Data section:
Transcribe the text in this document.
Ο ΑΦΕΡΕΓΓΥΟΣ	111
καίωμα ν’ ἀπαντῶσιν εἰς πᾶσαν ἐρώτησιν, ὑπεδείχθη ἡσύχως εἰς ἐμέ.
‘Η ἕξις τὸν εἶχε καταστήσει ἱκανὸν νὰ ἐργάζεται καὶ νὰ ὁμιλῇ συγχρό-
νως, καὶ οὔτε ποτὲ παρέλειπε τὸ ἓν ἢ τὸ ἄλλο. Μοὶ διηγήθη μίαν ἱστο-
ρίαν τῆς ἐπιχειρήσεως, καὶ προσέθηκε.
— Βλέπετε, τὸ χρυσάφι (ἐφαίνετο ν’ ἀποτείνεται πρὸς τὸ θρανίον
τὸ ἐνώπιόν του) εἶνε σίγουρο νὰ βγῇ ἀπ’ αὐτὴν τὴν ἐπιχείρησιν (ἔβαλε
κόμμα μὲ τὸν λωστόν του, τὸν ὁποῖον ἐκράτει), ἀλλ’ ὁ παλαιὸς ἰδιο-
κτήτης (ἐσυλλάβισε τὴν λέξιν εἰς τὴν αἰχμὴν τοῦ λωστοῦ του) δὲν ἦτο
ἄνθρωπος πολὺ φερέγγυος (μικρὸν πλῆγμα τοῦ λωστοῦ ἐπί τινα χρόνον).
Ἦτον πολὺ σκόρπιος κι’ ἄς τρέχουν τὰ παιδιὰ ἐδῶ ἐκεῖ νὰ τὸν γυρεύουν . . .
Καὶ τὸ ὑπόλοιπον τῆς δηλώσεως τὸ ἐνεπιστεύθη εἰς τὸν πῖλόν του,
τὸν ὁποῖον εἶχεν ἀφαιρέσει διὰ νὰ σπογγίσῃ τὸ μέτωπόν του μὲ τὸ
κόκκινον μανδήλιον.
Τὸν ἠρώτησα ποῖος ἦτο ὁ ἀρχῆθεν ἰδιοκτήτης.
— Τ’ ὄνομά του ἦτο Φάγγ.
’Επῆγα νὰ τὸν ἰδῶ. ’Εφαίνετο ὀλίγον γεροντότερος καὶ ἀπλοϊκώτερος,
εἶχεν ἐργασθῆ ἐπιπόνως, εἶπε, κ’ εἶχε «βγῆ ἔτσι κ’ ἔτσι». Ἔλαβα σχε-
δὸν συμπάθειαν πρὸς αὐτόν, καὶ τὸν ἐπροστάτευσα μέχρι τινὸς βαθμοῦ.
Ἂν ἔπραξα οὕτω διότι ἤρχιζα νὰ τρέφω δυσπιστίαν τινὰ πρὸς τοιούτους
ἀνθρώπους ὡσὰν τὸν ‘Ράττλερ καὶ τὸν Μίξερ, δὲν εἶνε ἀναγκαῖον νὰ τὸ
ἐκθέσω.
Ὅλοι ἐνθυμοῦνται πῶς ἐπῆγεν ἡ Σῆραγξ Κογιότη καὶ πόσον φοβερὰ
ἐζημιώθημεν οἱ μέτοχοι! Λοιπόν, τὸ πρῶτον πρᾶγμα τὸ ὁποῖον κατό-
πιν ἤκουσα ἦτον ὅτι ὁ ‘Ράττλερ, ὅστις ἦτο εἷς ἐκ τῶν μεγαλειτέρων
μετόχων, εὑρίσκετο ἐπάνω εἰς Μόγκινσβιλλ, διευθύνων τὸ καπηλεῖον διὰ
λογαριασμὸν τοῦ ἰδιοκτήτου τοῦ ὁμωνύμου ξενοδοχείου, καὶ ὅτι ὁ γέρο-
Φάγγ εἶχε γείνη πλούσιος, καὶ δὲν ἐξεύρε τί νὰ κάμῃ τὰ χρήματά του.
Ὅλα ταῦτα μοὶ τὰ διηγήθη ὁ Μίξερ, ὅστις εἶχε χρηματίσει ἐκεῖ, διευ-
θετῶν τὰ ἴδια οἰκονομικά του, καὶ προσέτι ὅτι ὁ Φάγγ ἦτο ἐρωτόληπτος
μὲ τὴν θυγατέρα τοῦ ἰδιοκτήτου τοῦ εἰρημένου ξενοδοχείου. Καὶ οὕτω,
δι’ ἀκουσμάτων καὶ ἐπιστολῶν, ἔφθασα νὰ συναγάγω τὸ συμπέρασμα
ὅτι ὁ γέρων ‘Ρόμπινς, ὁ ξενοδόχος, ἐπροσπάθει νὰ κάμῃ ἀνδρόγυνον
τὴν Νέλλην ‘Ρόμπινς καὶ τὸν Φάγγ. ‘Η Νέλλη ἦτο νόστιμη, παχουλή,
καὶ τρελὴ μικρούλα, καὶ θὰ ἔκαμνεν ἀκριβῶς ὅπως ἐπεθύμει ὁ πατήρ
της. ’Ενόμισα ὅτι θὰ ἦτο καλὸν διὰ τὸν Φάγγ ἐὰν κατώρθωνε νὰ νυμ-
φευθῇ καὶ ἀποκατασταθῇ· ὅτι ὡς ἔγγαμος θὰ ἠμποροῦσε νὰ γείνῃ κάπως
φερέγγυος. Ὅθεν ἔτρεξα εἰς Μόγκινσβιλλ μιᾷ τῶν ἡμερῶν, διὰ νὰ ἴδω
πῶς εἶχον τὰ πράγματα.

What is asked: Give the data again, exactly as it stands.

Exercise solution:
Transcribe the text in this document.
Ο ΑΦΕΡΕΓΓΥΟΣ	111
καίωμα ν’ ἀπαντῶσιν εἰς πᾶσαν ἐρώτησιν, ὑπεδείχθη ἡσύχως εἰς ἐμέ.
‘Η ἕξις τὸν εἶχε καταστήσει ἱκανὸν νὰ ἐργάζεται καὶ νὰ ὁμιλῇ συγχρό-
νως, καὶ οὔτε ποτὲ παρέλειπε τὸ ἓν ἢ τὸ ἄλλο. Μοὶ διηγήθη μίαν ἱστο-
ρίαν τῆς ἐπιχειρήσεως, καὶ προσέθηκε.
— Βλέπετε, τὸ χρυσάφι (ἐφαίνετο ν’ ἀποτείνεται πρὸς τὸ θρανίον
τὸ ἐνώπιόν του) εἶνε σίγουρο νὰ βγῇ ἀπ’ αὐτὴν τὴν ἐπιχείρησιν (ἔβαλε
κόμμα μὲ τὸν λωστόν του, τὸν ὁποῖον ἐκράτει), ἀλλ’ ὁ παλαιὸς ἰδιο-
κτήτης (ἐσυλλάβισε τὴν λέξιν εἰς τὴν αἰχμὴν τοῦ λωστοῦ του) δὲν ἦτο
ἄνθρωπος πολὺ φερέγγυος (μικρὸν πλῆγμα τοῦ λωστοῦ ἐπί τινα χρόνον).
Ἦτον πολὺ σκόρπιος κι’ ἄς τρέχουν τὰ παιδιὰ ἐδῶ ἐκεῖ νὰ τὸν γυρεύουν . . .
Καὶ τὸ ὑπόλοιπον τῆς δηλώσεως τὸ ἐνεπιστεύθη εἰς τὸν πῖλόν του,
τὸν ὁποῖον εἶχεν ἀφαιρέσει διὰ νὰ σπογγίσῃ τὸ μέτωπόν του μὲ τὸ
κόκκινον μανδήλιον.
Τὸν ἠρώτησα ποῖος ἦτο ὁ ἀρχῆθεν ἰδιοκτήτης.
— Τ’ ὄνομά του ἦτο Φάγγ.
’Επῆγα νὰ τὸν ἰδῶ. ’Εφαίνετο ὀλίγον γεροντότερος καὶ ἀπλοϊκώτερος,
εἶχεν ἐργασθῆ ἐπιπόνως, εἶπε, κ’ εἶχε «βγῆ ἔτσι κ’ ἔτσι». Ἔλαβα σχε-
δὸν συμπάθειαν πρὸς αὐτόν, καὶ τὸν ἐπροστάτευσα μέχρι τινὸς βαθμοῦ.
Ἂν ἔπραξα οὕτω διότι ἤρχιζα νὰ τρέφω δυσπιστίαν τινὰ πρὸς τοιούτους
ἀνθρώπους ὡσὰν τὸν ‘Ράττλερ καὶ τὸν Μίξερ, δὲν εἶνε ἀναγκαῖον νὰ τὸ
ἐκθέσω.
Ὅλοι ἐνθυμοῦνται πῶς ἐπῆγεν ἡ Σῆραγξ Κογιότη καὶ πόσον φοβερὰ
ἐζημιώθημεν οἱ μέτοχοι! Λοιπόν, τὸ πρῶτον πρᾶγμα τὸ ὁποῖον κατό-
πιν ἤκουσα ἦτον ὅτι ὁ ‘Ράττλερ, ὅστις ἦτο εἷς ἐκ τῶν μεγαλειτέρων
μετόχων, εὑρίσκετο ἐπάνω εἰς Μόγκινσβιλλ, διευθύνων τὸ καπηλεῖον διὰ
λογαριασμὸν τοῦ ἰδιοκτήτου τοῦ ὁμωνύμου ξενοδοχείου, καὶ ὅτι ὁ γέρο-
Φάγγ εἶχε γείνη πλούσιος, καὶ δὲν ἐξεύρε τί νὰ κάμῃ τὰ χρήματά του.
Ὅλα ταῦτα μοὶ τὰ διηγήθη ὁ Μίξερ, ὅστις εἶχε χρηματίσει ἐκεῖ, διευ-
θετῶν τὰ ἴδια οἰκονομικά του, καὶ προσέτι ὅτι ὁ Φάγγ ἦτο ἐρωτόληπτος
μὲ τὴν θυγατέρα τοῦ ἰδιοκτήτου τοῦ εἰρημένου ξενοδοχείου. Καὶ οὕτω,
δι’ ἀκουσμάτων καὶ ἐπιστολῶν, ἔφθασα νὰ συναγάγω τὸ συμπέρασμα
ὅτι ὁ γέρων ‘Ρόμπινς, ὁ ξενοδόχος, ἐπροσπάθει νὰ κάμῃ ἀνδρόγυνον
τὴν Νέλλην ‘Ρόμπινς καὶ τὸν Φάγγ. ‘Η Νέλλη ἦτο νόστιμη, παχουλή,
καὶ τρελὴ μικρούλα, καὶ θὰ ἔκαμνεν ἀκριβῶς ὅπως ἐπεθύμει ὁ πατήρ
της. ’Ενόμισα ὅτι θὰ ἦτο καλὸν διὰ τὸν Φάγγ ἐὰν κατώρθωνε νὰ νυμ-
φευθῇ καὶ ἀποκατασταθῇ· ὅτι ὡς ἔγγαμος θὰ ἠμποροῦσε νὰ γείνῃ κάπως
φερέγγυος. Ὅθεν ἔτρεξα εἰς Μόγκινσβιλλ μιᾷ τῶν ἡμερῶν, διὰ νὰ ἴδω
πῶς εἶχον τὰ πράγματα.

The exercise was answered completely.